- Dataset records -
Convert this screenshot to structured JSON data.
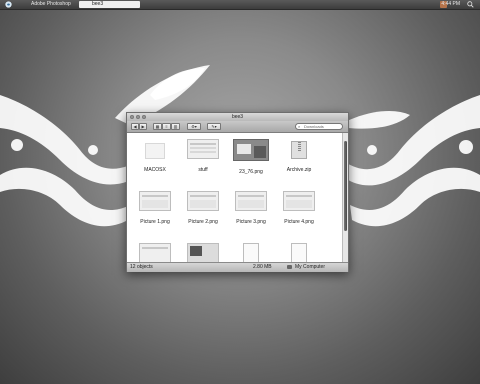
{
  "menubar": {
    "app_name": "Adobe Photoshop",
    "active_tab": "bee3",
    "clock": "4:44 PM"
  },
  "window": {
    "title": "bee3",
    "search_placeholder": "Downloads"
  },
  "files": [
    {
      "name": "MACOSX",
      "kind": "folder-icon"
    },
    {
      "name": "stuff",
      "kind": "screenshot"
    },
    {
      "name": "23_76.png",
      "kind": "photo"
    },
    {
      "name": "Archive.zip",
      "kind": "zip-icon"
    },
    {
      "name": "Picture 1.png",
      "kind": "screenshot"
    },
    {
      "name": "Picture 2.png",
      "kind": "screenshot"
    },
    {
      "name": "Picture 3.png",
      "kind": "screenshot"
    },
    {
      "name": "Picture 4.png",
      "kind": "screenshot"
    },
    {
      "name": "",
      "kind": "screenshot"
    },
    {
      "name": "",
      "kind": "screenshot"
    },
    {
      "name": "",
      "kind": "document"
    },
    {
      "name": "",
      "kind": "document"
    }
  ],
  "status": {
    "count": "12 objects",
    "size": "2.80 MB",
    "location": "My Computer"
  },
  "colors": {
    "wallpaper_light": "#a6a6a6",
    "wallpaper_dark": "#3e3e3e",
    "window_bg": "#f4f4f4"
  }
}
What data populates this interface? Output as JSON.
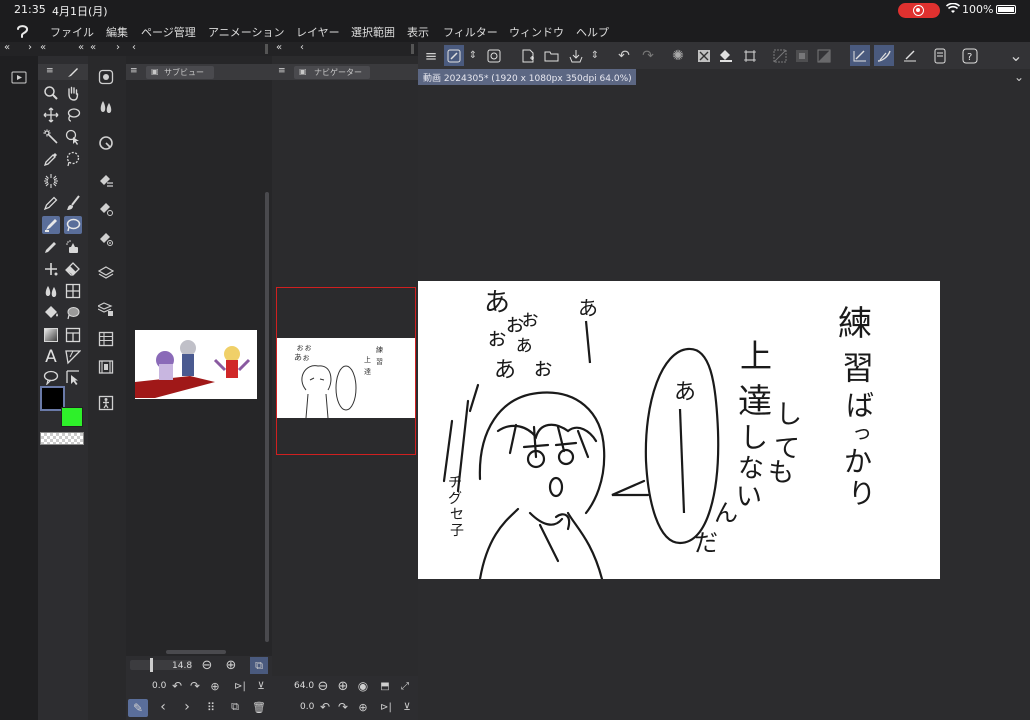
{
  "status_bar": {
    "time": "21:35",
    "date": "4月1日(月)",
    "battery": "100%"
  },
  "menu": {
    "items": [
      "ファイル",
      "編集",
      "ページ管理",
      "アニメーション",
      "レイヤー",
      "選択範囲",
      "表示",
      "フィルター",
      "ウィンドウ",
      "ヘルプ"
    ]
  },
  "panels": {
    "sub_view": {
      "title": "サブビュー"
    },
    "navigator": {
      "title": "ナビゲーター"
    }
  },
  "canvas_tab": {
    "title": "動画 2024305* (1920 x 1080px 350dpi 64.0%)"
  },
  "sub_view_controls": {
    "zoom": "14.8",
    "rotation": "0.0"
  },
  "navigator_controls": {
    "zoom": "64.0",
    "rotation": "0.0"
  },
  "colors": {
    "main_color": "#000000",
    "sub_color": "#2ef02a",
    "selection_accent": "#5a6e9a",
    "canvas_tab": "#5c6783",
    "record_indicator": "#e0312f"
  },
  "drawing_text": {
    "col1": "練習ばっかりしてても",
    "col2": "上達しないんだ",
    "bubble": "あー",
    "screams": "ああああ",
    "signature": "チグセ子"
  }
}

- REQUIRED WORK -
Each line that holds the word "this" is to be copied.

- COMPLETED TASK -
Convert this screenshot to structured JSON data.
What data populates this interface? Output as JSON.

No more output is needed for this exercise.